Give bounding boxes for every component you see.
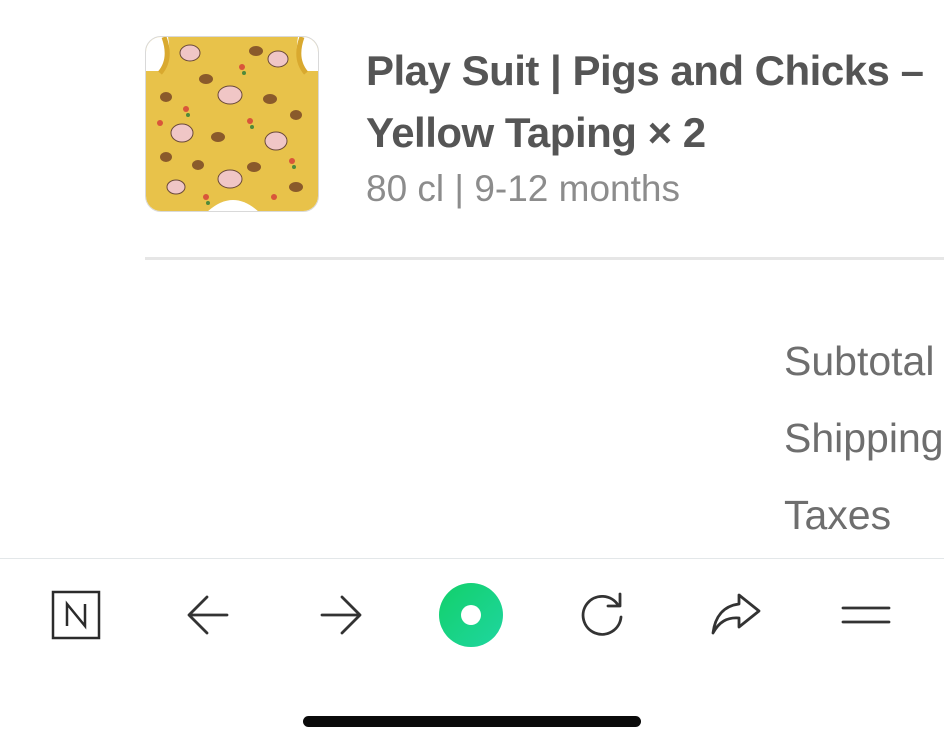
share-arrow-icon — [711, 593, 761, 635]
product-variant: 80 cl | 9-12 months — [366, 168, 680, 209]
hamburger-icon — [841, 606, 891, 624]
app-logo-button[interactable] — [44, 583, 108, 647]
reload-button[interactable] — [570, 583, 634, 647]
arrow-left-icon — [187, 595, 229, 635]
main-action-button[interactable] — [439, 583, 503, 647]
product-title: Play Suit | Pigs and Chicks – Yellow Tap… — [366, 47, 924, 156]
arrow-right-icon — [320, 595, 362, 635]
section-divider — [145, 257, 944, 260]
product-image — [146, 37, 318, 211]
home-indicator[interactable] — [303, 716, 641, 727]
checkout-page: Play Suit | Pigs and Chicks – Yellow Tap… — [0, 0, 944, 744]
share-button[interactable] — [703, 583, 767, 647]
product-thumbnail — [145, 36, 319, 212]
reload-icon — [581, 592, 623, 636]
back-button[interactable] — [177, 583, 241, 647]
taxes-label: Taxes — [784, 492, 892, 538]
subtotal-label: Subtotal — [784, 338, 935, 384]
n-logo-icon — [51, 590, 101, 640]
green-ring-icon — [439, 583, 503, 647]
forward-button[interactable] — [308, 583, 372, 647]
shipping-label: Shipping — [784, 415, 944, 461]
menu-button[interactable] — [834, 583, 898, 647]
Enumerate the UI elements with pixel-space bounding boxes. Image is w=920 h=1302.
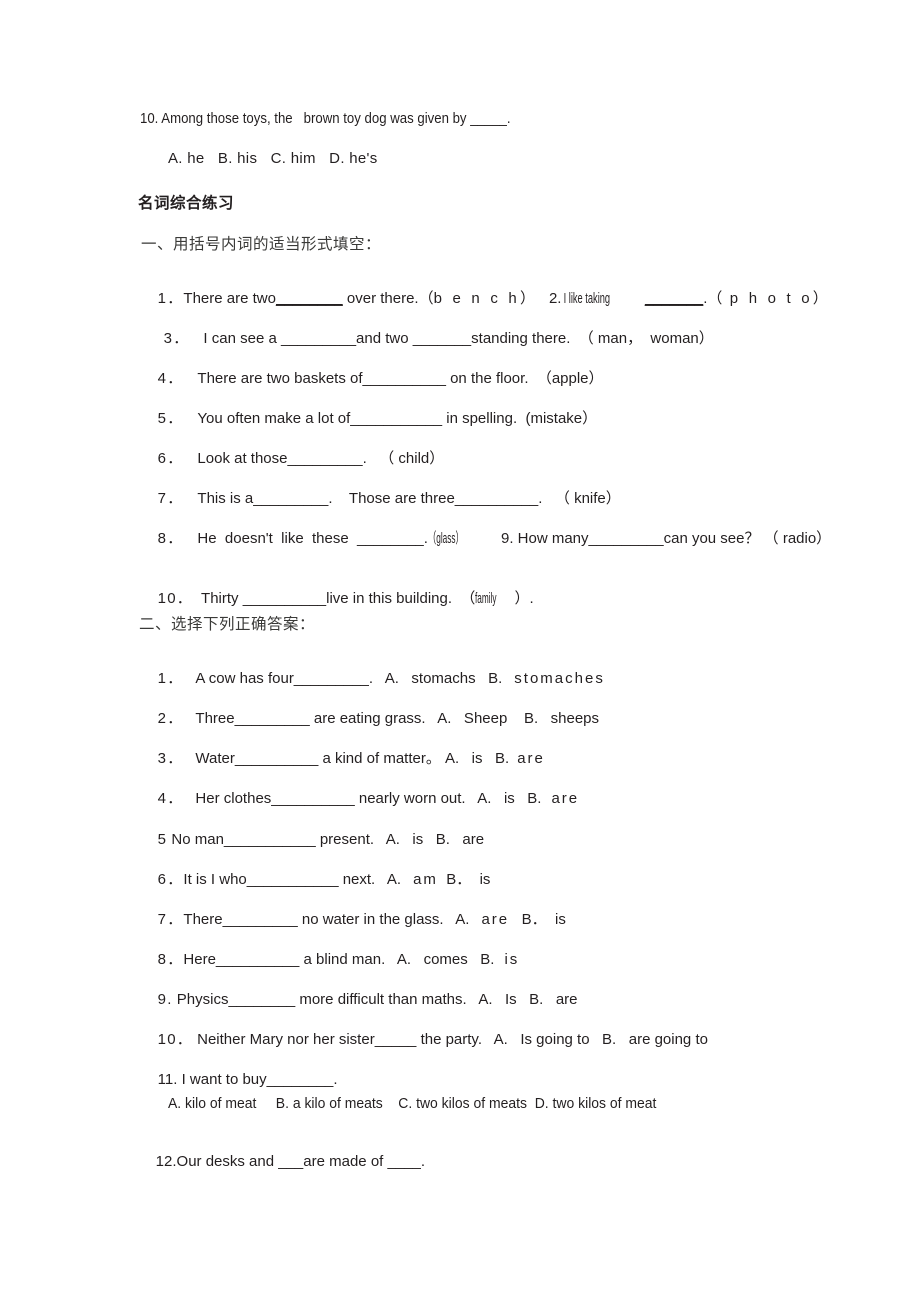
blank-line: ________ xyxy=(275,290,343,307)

Exercise task: Rewrite everything from the line containing "share-arrow-icon — [711, 593, 761, 635]" down to the line containing "product-image — [146, 37, 318, 211]", replacing "divider" with "separator" and leaving the rest unchanged.

Response to the task:
share-arrow-icon — [711, 593, 761, 635]
product-variant: 80 cl | 9-12 months — [366, 168, 680, 209]
hamburger-icon — [841, 606, 891, 624]
app-logo-button[interactable] — [44, 583, 108, 647]
reload-button[interactable] — [570, 583, 634, 647]
arrow-left-icon — [187, 595, 229, 635]
main-action-button[interactable] — [439, 583, 503, 647]
product-title: Play Suit | Pigs and Chicks – Yellow Tap… — [366, 47, 924, 156]
arrow-right-icon — [320, 595, 362, 635]
section-separator — [145, 257, 944, 260]
product-image — [146, 37, 318, 211]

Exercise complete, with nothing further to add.